Start of Data
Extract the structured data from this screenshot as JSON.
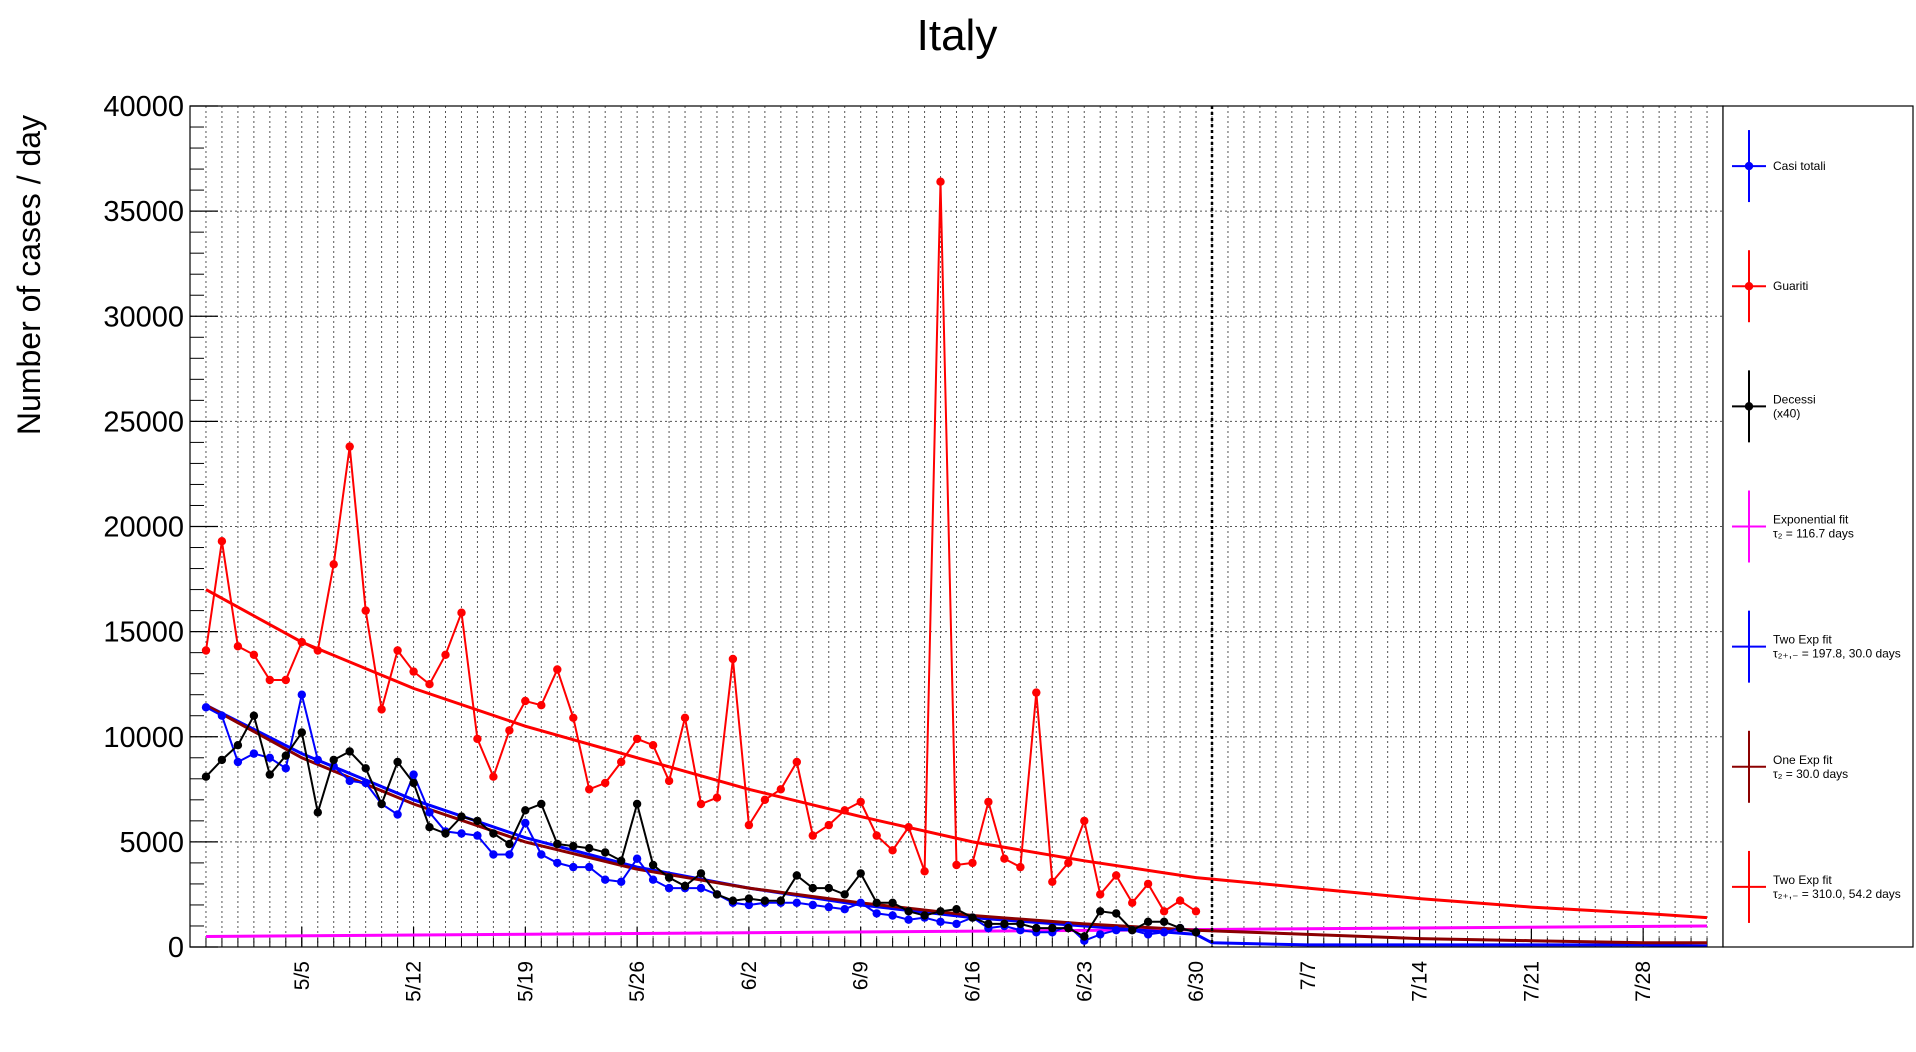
{
  "chart_data": {
    "type": "line",
    "title": "Italy",
    "xlabel": "",
    "ylabel": "Number of cases / day",
    "ylim": [
      0,
      40000
    ],
    "xlim": [
      "2020-04-28",
      "2020-08-02"
    ],
    "y_ticks": [
      "0",
      "5000",
      "10000",
      "15000",
      "20000",
      "25000",
      "30000",
      "35000",
      "40000"
    ],
    "x_ticks": [
      "5/5",
      "5/12",
      "5/19",
      "5/26",
      "6/2",
      "6/9",
      "6/16",
      "6/23",
      "6/30",
      "7/7",
      "7/14",
      "7/21",
      "7/28"
    ],
    "grid": true,
    "vertical_marker_date": "2020-07-01",
    "legend_position": "right",
    "series": [
      {
        "name": "Casi totali",
        "legend_lines": [
          "Casi totali"
        ],
        "color": "#0000ff",
        "style": "points",
        "start_date": "2020-04-29",
        "values": [
          11400,
          11000,
          8800,
          9200,
          9000,
          8500,
          12000,
          8900,
          8600,
          7900,
          7800,
          6800,
          6300,
          8200,
          6400,
          5500,
          5400,
          5300,
          4400,
          4400,
          5900,
          4400,
          4000,
          3800,
          3800,
          3200,
          3100,
          4200,
          3200,
          2800,
          2800,
          2800,
          2500,
          2100,
          2000,
          2100,
          2100,
          2100,
          2000,
          1900,
          1800,
          2100,
          1600,
          1500,
          1300,
          1400,
          1200,
          1100,
          1400,
          900,
          1000,
          800,
          700,
          700,
          1000,
          300,
          600,
          800,
          800,
          600,
          700,
          900,
          700
        ]
      },
      {
        "name": "Guariti",
        "legend_lines": [
          "Guariti"
        ],
        "color": "#ff0000",
        "style": "points",
        "start_date": "2020-04-29",
        "values": [
          14100,
          19300,
          14300,
          13900,
          12700,
          12700,
          14500,
          14100,
          18200,
          23800,
          16000,
          11300,
          14100,
          13100,
          12500,
          13900,
          15900,
          9900,
          8100,
          10300,
          11700,
          11500,
          13200,
          10900,
          7500,
          7800,
          8800,
          9900,
          9600,
          7900,
          10900,
          6800,
          7100,
          13700,
          5800,
          7000,
          7500,
          8800,
          5300,
          5800,
          6500,
          6900,
          5300,
          4600,
          5700,
          3600,
          36400,
          3900,
          4000,
          6900,
          4200,
          3800,
          12100,
          3100,
          4000,
          6000,
          2500,
          3400,
          2100,
          3000,
          1700,
          2200,
          1700
        ]
      },
      {
        "name": "Decessi",
        "legend_lines": [
          "Decessi",
          "(x40)"
        ],
        "color": "#000000",
        "style": "points",
        "start_date": "2020-04-29",
        "values": [
          8100,
          8900,
          9600,
          11000,
          8200,
          9100,
          10200,
          6400,
          8900,
          9300,
          8500,
          6800,
          8800,
          7800,
          5700,
          5400,
          6200,
          6000,
          5400,
          4900,
          6500,
          6800,
          4900,
          4800,
          4700,
          4500,
          4100,
          6800,
          3900,
          3300,
          2900,
          3500,
          2500,
          2200,
          2300,
          2200,
          2200,
          3400,
          2800,
          2800,
          2500,
          3500,
          2100,
          2100,
          1700,
          1500,
          1700,
          1800,
          1400,
          1100,
          1100,
          1100,
          900,
          900,
          900,
          500,
          1700,
          1600,
          800,
          1200,
          1200,
          900,
          700
        ]
      },
      {
        "name": "Exponential fit",
        "legend_lines": [
          "Exponential fit",
          "τ₂ = 116.7 days"
        ],
        "color": "#ff00ff",
        "style": "line",
        "x": [
          "2020-04-29",
          "2020-08-01"
        ],
        "values": [
          500,
          1000
        ]
      },
      {
        "name": "Two Exp fit",
        "legend_lines": [
          "Two Exp fit",
          "τ₂₊,₋ = 197.8, 30.0 days"
        ],
        "color": "#0000ff",
        "style": "line",
        "x": [
          "2020-04-29",
          "2020-05-05",
          "2020-05-12",
          "2020-05-19",
          "2020-05-26",
          "2020-06-02",
          "2020-06-09",
          "2020-06-16",
          "2020-06-23",
          "2020-06-30",
          "2020-07-01",
          "2020-07-07",
          "2020-07-14",
          "2020-07-21",
          "2020-07-28",
          "2020-08-01"
        ],
        "values": [
          11500,
          9200,
          7000,
          5200,
          3800,
          2800,
          2000,
          1400,
          1000,
          600,
          200,
          100,
          100,
          100,
          100,
          50
        ]
      },
      {
        "name": "One Exp fit",
        "legend_lines": [
          "One Exp fit",
          "τ₂ = 30.0 days"
        ],
        "color": "#8b0000",
        "style": "line",
        "x": [
          "2020-04-29",
          "2020-05-05",
          "2020-05-12",
          "2020-05-19",
          "2020-05-26",
          "2020-06-02",
          "2020-06-09",
          "2020-06-16",
          "2020-06-23",
          "2020-06-30",
          "2020-07-07",
          "2020-07-14",
          "2020-07-21",
          "2020-07-28",
          "2020-08-01"
        ],
        "values": [
          11500,
          9000,
          6800,
          5000,
          3700,
          2800,
          2100,
          1500,
          1100,
          800,
          600,
          400,
          300,
          200,
          200
        ]
      },
      {
        "name": "Two Exp fit",
        "legend_lines": [
          "Two Exp fit",
          "τ₂₊,₋ = 310.0, 54.2 days"
        ],
        "color": "#ff0000",
        "style": "line",
        "x": [
          "2020-04-29",
          "2020-05-05",
          "2020-05-12",
          "2020-05-19",
          "2020-05-26",
          "2020-06-02",
          "2020-06-09",
          "2020-06-16",
          "2020-06-23",
          "2020-06-30",
          "2020-07-07",
          "2020-07-14",
          "2020-07-21",
          "2020-07-28",
          "2020-08-01"
        ],
        "values": [
          17000,
          14500,
          12300,
          10500,
          9000,
          7500,
          6200,
          5000,
          4100,
          3300,
          2800,
          2300,
          1900,
          1600,
          1400
        ]
      }
    ]
  }
}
End of Data
Write out the data precisely as given, excluding the pictures.

▶ Complete output
Extract the structured data from this screenshot as JSON.
{
  "chart_data": {
    "type": "line",
    "title": "Italy",
    "xlabel": "",
    "ylabel": "Number of cases / day",
    "ylim": [
      0,
      40000
    ],
    "xlim": [
      "2020-04-28",
      "2020-08-02"
    ],
    "y_ticks": [
      "0",
      "5000",
      "10000",
      "15000",
      "20000",
      "25000",
      "30000",
      "35000",
      "40000"
    ],
    "x_ticks": [
      "5/5",
      "5/12",
      "5/19",
      "5/26",
      "6/2",
      "6/9",
      "6/16",
      "6/23",
      "6/30",
      "7/7",
      "7/14",
      "7/21",
      "7/28"
    ],
    "grid": true,
    "vertical_marker_date": "2020-07-01",
    "legend_position": "right",
    "series": [
      {
        "name": "Casi totali",
        "legend_lines": [
          "Casi totali"
        ],
        "color": "#0000ff",
        "style": "points",
        "start_date": "2020-04-29",
        "values": [
          11400,
          11000,
          8800,
          9200,
          9000,
          8500,
          12000,
          8900,
          8600,
          7900,
          7800,
          6800,
          6300,
          8200,
          6400,
          5500,
          5400,
          5300,
          4400,
          4400,
          5900,
          4400,
          4000,
          3800,
          3800,
          3200,
          3100,
          4200,
          3200,
          2800,
          2800,
          2800,
          2500,
          2100,
          2000,
          2100,
          2100,
          2100,
          2000,
          1900,
          1800,
          2100,
          1600,
          1500,
          1300,
          1400,
          1200,
          1100,
          1400,
          900,
          1000,
          800,
          700,
          700,
          1000,
          300,
          600,
          800,
          800,
          600,
          700,
          900,
          700
        ]
      },
      {
        "name": "Guariti",
        "legend_lines": [
          "Guariti"
        ],
        "color": "#ff0000",
        "style": "points",
        "start_date": "2020-04-29",
        "values": [
          14100,
          19300,
          14300,
          13900,
          12700,
          12700,
          14500,
          14100,
          18200,
          23800,
          16000,
          11300,
          14100,
          13100,
          12500,
          13900,
          15900,
          9900,
          8100,
          10300,
          11700,
          11500,
          13200,
          10900,
          7500,
          7800,
          8800,
          9900,
          9600,
          7900,
          10900,
          6800,
          7100,
          13700,
          5800,
          7000,
          7500,
          8800,
          5300,
          5800,
          6500,
          6900,
          5300,
          4600,
          5700,
          3600,
          36400,
          3900,
          4000,
          6900,
          4200,
          3800,
          12100,
          3100,
          4000,
          6000,
          2500,
          3400,
          2100,
          3000,
          1700,
          2200,
          1700
        ]
      },
      {
        "name": "Decessi",
        "legend_lines": [
          "Decessi",
          "(x40)"
        ],
        "color": "#000000",
        "style": "points",
        "start_date": "2020-04-29",
        "values": [
          8100,
          8900,
          9600,
          11000,
          8200,
          9100,
          10200,
          6400,
          8900,
          9300,
          8500,
          6800,
          8800,
          7800,
          5700,
          5400,
          6200,
          6000,
          5400,
          4900,
          6500,
          6800,
          4900,
          4800,
          4700,
          4500,
          4100,
          6800,
          3900,
          3300,
          2900,
          3500,
          2500,
          2200,
          2300,
          2200,
          2200,
          3400,
          2800,
          2800,
          2500,
          3500,
          2100,
          2100,
          1700,
          1500,
          1700,
          1800,
          1400,
          1100,
          1100,
          1100,
          900,
          900,
          900,
          500,
          1700,
          1600,
          800,
          1200,
          1200,
          900,
          700
        ]
      },
      {
        "name": "Exponential fit",
        "legend_lines": [
          "Exponential fit",
          "τ₂ = 116.7 days"
        ],
        "color": "#ff00ff",
        "style": "line",
        "x": [
          "2020-04-29",
          "2020-08-01"
        ],
        "values": [
          500,
          1000
        ]
      },
      {
        "name": "Two Exp fit",
        "legend_lines": [
          "Two Exp fit",
          "τ₂₊,₋ = 197.8, 30.0 days"
        ],
        "color": "#0000ff",
        "style": "line",
        "x": [
          "2020-04-29",
          "2020-05-05",
          "2020-05-12",
          "2020-05-19",
          "2020-05-26",
          "2020-06-02",
          "2020-06-09",
          "2020-06-16",
          "2020-06-23",
          "2020-06-30",
          "2020-07-01",
          "2020-07-07",
          "2020-07-14",
          "2020-07-21",
          "2020-07-28",
          "2020-08-01"
        ],
        "values": [
          11500,
          9200,
          7000,
          5200,
          3800,
          2800,
          2000,
          1400,
          1000,
          600,
          200,
          100,
          100,
          100,
          100,
          50
        ]
      },
      {
        "name": "One Exp fit",
        "legend_lines": [
          "One Exp fit",
          "τ₂ = 30.0 days"
        ],
        "color": "#8b0000",
        "style": "line",
        "x": [
          "2020-04-29",
          "2020-05-05",
          "2020-05-12",
          "2020-05-19",
          "2020-05-26",
          "2020-06-02",
          "2020-06-09",
          "2020-06-16",
          "2020-06-23",
          "2020-06-30",
          "2020-07-07",
          "2020-07-14",
          "2020-07-21",
          "2020-07-28",
          "2020-08-01"
        ],
        "values": [
          11500,
          9000,
          6800,
          5000,
          3700,
          2800,
          2100,
          1500,
          1100,
          800,
          600,
          400,
          300,
          200,
          200
        ]
      },
      {
        "name": "Two Exp fit",
        "legend_lines": [
          "Two Exp fit",
          "τ₂₊,₋ = 310.0, 54.2 days"
        ],
        "color": "#ff0000",
        "style": "line",
        "x": [
          "2020-04-29",
          "2020-05-05",
          "2020-05-12",
          "2020-05-19",
          "2020-05-26",
          "2020-06-02",
          "2020-06-09",
          "2020-06-16",
          "2020-06-23",
          "2020-06-30",
          "2020-07-07",
          "2020-07-14",
          "2020-07-21",
          "2020-07-28",
          "2020-08-01"
        ],
        "values": [
          17000,
          14500,
          12300,
          10500,
          9000,
          7500,
          6200,
          5000,
          4100,
          3300,
          2800,
          2300,
          1900,
          1600,
          1400
        ]
      }
    ]
  }
}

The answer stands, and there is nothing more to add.